## [DATASET]

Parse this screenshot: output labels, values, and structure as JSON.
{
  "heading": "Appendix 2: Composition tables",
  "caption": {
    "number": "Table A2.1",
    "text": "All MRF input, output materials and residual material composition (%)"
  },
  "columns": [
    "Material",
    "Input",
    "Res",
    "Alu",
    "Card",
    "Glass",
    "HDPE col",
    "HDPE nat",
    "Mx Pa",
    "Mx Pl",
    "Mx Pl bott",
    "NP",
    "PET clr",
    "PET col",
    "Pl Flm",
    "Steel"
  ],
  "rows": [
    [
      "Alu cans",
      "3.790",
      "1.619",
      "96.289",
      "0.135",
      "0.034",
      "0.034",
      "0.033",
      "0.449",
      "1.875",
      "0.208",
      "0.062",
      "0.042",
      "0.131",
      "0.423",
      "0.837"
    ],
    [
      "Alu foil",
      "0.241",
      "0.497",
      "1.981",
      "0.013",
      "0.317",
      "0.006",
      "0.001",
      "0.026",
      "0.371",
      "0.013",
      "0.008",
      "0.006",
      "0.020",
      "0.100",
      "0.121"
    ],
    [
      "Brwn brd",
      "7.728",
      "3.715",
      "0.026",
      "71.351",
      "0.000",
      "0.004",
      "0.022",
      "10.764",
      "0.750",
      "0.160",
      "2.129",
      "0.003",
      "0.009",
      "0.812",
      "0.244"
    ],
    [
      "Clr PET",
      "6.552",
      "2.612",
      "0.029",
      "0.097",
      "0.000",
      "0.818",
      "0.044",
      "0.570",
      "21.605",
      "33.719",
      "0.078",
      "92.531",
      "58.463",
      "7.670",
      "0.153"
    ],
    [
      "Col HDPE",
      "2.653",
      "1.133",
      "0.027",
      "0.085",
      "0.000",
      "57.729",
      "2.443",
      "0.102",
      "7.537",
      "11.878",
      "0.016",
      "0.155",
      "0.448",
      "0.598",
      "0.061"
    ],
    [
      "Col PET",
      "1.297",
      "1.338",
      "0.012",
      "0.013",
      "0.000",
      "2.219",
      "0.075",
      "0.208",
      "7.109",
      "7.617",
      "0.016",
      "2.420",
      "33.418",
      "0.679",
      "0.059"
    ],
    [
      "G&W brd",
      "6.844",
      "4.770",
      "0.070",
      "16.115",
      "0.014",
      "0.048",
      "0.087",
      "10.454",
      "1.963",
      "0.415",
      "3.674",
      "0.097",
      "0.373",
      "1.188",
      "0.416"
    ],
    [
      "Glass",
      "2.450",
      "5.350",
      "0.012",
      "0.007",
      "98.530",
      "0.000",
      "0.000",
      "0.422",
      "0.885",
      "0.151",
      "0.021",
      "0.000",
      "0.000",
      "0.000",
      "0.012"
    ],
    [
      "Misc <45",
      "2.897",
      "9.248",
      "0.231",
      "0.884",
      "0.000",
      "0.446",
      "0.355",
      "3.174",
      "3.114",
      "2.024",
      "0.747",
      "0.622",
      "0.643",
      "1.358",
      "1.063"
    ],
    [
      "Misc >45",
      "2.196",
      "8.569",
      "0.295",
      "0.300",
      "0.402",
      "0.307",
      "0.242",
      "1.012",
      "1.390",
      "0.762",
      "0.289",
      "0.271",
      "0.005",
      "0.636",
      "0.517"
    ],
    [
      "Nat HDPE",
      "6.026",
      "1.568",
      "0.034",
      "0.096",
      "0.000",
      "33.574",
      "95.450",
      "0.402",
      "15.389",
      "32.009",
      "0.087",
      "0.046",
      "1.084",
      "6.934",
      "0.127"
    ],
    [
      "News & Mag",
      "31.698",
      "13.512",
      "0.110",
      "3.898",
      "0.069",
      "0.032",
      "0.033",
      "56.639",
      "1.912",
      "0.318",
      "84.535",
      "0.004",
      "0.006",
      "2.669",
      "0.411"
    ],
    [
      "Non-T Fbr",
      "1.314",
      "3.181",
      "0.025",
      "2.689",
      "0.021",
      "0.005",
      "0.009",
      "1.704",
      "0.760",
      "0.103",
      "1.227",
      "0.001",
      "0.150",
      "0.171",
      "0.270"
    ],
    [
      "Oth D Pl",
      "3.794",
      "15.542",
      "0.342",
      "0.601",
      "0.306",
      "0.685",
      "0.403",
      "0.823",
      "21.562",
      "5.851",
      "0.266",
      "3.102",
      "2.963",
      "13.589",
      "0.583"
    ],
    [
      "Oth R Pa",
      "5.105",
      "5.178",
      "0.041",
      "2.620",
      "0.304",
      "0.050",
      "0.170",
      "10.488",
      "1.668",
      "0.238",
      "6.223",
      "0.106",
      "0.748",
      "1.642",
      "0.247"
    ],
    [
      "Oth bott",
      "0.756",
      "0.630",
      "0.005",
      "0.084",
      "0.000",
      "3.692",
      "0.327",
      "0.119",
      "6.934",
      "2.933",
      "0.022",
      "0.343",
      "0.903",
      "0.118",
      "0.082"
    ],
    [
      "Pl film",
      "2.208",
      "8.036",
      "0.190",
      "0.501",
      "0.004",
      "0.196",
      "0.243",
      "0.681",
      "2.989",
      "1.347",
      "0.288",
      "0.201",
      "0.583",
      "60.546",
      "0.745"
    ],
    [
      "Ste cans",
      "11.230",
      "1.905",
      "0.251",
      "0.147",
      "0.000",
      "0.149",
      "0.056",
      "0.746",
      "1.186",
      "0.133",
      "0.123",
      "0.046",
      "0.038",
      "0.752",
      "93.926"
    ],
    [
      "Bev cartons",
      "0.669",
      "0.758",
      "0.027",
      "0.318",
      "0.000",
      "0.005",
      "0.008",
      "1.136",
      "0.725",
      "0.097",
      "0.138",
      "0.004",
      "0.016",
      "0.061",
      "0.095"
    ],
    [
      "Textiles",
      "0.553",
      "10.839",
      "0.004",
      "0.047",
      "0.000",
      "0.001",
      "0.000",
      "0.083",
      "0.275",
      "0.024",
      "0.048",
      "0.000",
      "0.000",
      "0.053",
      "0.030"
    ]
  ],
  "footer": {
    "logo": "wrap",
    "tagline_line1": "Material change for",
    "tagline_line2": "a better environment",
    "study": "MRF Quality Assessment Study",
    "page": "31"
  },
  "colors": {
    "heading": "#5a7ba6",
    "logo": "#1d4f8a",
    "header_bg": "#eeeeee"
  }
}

## [WHAT THE TASK ASKS]
Quote all the records exactly, please, leaving none out.

## [TASK RESULT]
Parse this screenshot: output labels, values, and structure as JSON.
{
  "heading": "Appendix 2: Composition tables",
  "caption": {
    "number": "Table A2.1",
    "text": "All MRF input, output materials and residual material composition (%)"
  },
  "columns": [
    "Material",
    "Input",
    "Res",
    "Alu",
    "Card",
    "Glass",
    "HDPE col",
    "HDPE nat",
    "Mx Pa",
    "Mx Pl",
    "Mx Pl bott",
    "NP",
    "PET clr",
    "PET col",
    "Pl Flm",
    "Steel"
  ],
  "rows": [
    [
      "Alu cans",
      "3.790",
      "1.619",
      "96.289",
      "0.135",
      "0.034",
      "0.034",
      "0.033",
      "0.449",
      "1.875",
      "0.208",
      "0.062",
      "0.042",
      "0.131",
      "0.423",
      "0.837"
    ],
    [
      "Alu foil",
      "0.241",
      "0.497",
      "1.981",
      "0.013",
      "0.317",
      "0.006",
      "0.001",
      "0.026",
      "0.371",
      "0.013",
      "0.008",
      "0.006",
      "0.020",
      "0.100",
      "0.121"
    ],
    [
      "Brwn brd",
      "7.728",
      "3.715",
      "0.026",
      "71.351",
      "0.000",
      "0.004",
      "0.022",
      "10.764",
      "0.750",
      "0.160",
      "2.129",
      "0.003",
      "0.009",
      "0.812",
      "0.244"
    ],
    [
      "Clr PET",
      "6.552",
      "2.612",
      "0.029",
      "0.097",
      "0.000",
      "0.818",
      "0.044",
      "0.570",
      "21.605",
      "33.719",
      "0.078",
      "92.531",
      "58.463",
      "7.670",
      "0.153"
    ],
    [
      "Col HDPE",
      "2.653",
      "1.133",
      "0.027",
      "0.085",
      "0.000",
      "57.729",
      "2.443",
      "0.102",
      "7.537",
      "11.878",
      "0.016",
      "0.155",
      "0.448",
      "0.598",
      "0.061"
    ],
    [
      "Col PET",
      "1.297",
      "1.338",
      "0.012",
      "0.013",
      "0.000",
      "2.219",
      "0.075",
      "0.208",
      "7.109",
      "7.617",
      "0.016",
      "2.420",
      "33.418",
      "0.679",
      "0.059"
    ],
    [
      "G&W brd",
      "6.844",
      "4.770",
      "0.070",
      "16.115",
      "0.014",
      "0.048",
      "0.087",
      "10.454",
      "1.963",
      "0.415",
      "3.674",
      "0.097",
      "0.373",
      "1.188",
      "0.416"
    ],
    [
      "Glass",
      "2.450",
      "5.350",
      "0.012",
      "0.007",
      "98.530",
      "0.000",
      "0.000",
      "0.422",
      "0.885",
      "0.151",
      "0.021",
      "0.000",
      "0.000",
      "0.000",
      "0.012"
    ],
    [
      "Misc <45",
      "2.897",
      "9.248",
      "0.231",
      "0.884",
      "0.000",
      "0.446",
      "0.355",
      "3.174",
      "3.114",
      "2.024",
      "0.747",
      "0.622",
      "0.643",
      "1.358",
      "1.063"
    ],
    [
      "Misc >45",
      "2.196",
      "8.569",
      "0.295",
      "0.300",
      "0.402",
      "0.307",
      "0.242",
      "1.012",
      "1.390",
      "0.762",
      "0.289",
      "0.271",
      "0.005",
      "0.636",
      "0.517"
    ],
    [
      "Nat HDPE",
      "6.026",
      "1.568",
      "0.034",
      "0.096",
      "0.000",
      "33.574",
      "95.450",
      "0.402",
      "15.389",
      "32.009",
      "0.087",
      "0.046",
      "1.084",
      "6.934",
      "0.127"
    ],
    [
      "News & Mag",
      "31.698",
      "13.512",
      "0.110",
      "3.898",
      "0.069",
      "0.032",
      "0.033",
      "56.639",
      "1.912",
      "0.318",
      "84.535",
      "0.004",
      "0.006",
      "2.669",
      "0.411"
    ],
    [
      "Non-T Fbr",
      "1.314",
      "3.181",
      "0.025",
      "2.689",
      "0.021",
      "0.005",
      "0.009",
      "1.704",
      "0.760",
      "0.103",
      "1.227",
      "0.001",
      "0.150",
      "0.171",
      "0.270"
    ],
    [
      "Oth D Pl",
      "3.794",
      "15.542",
      "0.342",
      "0.601",
      "0.306",
      "0.685",
      "0.403",
      "0.823",
      "21.562",
      "5.851",
      "0.266",
      "3.102",
      "2.963",
      "13.589",
      "0.583"
    ],
    [
      "Oth R Pa",
      "5.105",
      "5.178",
      "0.041",
      "2.620",
      "0.304",
      "0.050",
      "0.170",
      "10.488",
      "1.668",
      "0.238",
      "6.223",
      "0.106",
      "0.748",
      "1.642",
      "0.247"
    ],
    [
      "Oth bott",
      "0.756",
      "0.630",
      "0.005",
      "0.084",
      "0.000",
      "3.692",
      "0.327",
      "0.119",
      "6.934",
      "2.933",
      "0.022",
      "0.343",
      "0.903",
      "0.118",
      "0.082"
    ],
    [
      "Pl film",
      "2.208",
      "8.036",
      "0.190",
      "0.501",
      "0.004",
      "0.196",
      "0.243",
      "0.681",
      "2.989",
      "1.347",
      "0.288",
      "0.201",
      "0.583",
      "60.546",
      "0.745"
    ],
    [
      "Ste cans",
      "11.230",
      "1.905",
      "0.251",
      "0.147",
      "0.000",
      "0.149",
      "0.056",
      "0.746",
      "1.186",
      "0.133",
      "0.123",
      "0.046",
      "0.038",
      "0.752",
      "93.926"
    ],
    [
      "Bev cartons",
      "0.669",
      "0.758",
      "0.027",
      "0.318",
      "0.000",
      "0.005",
      "0.008",
      "1.136",
      "0.725",
      "0.097",
      "0.138",
      "0.004",
      "0.016",
      "0.061",
      "0.095"
    ],
    [
      "Textiles",
      "0.553",
      "10.839",
      "0.004",
      "0.047",
      "0.000",
      "0.001",
      "0.000",
      "0.083",
      "0.275",
      "0.024",
      "0.048",
      "0.000",
      "0.000",
      "0.053",
      "0.030"
    ]
  ],
  "footer": {
    "logo": "wrap",
    "tagline_line1": "Material change for",
    "tagline_line2": "a better environment",
    "study": "MRF Quality Assessment Study",
    "page": "31"
  },
  "colors": {
    "heading": "#5a7ba6",
    "logo": "#1d4f8a",
    "header_bg": "#eeeeee"
  }
}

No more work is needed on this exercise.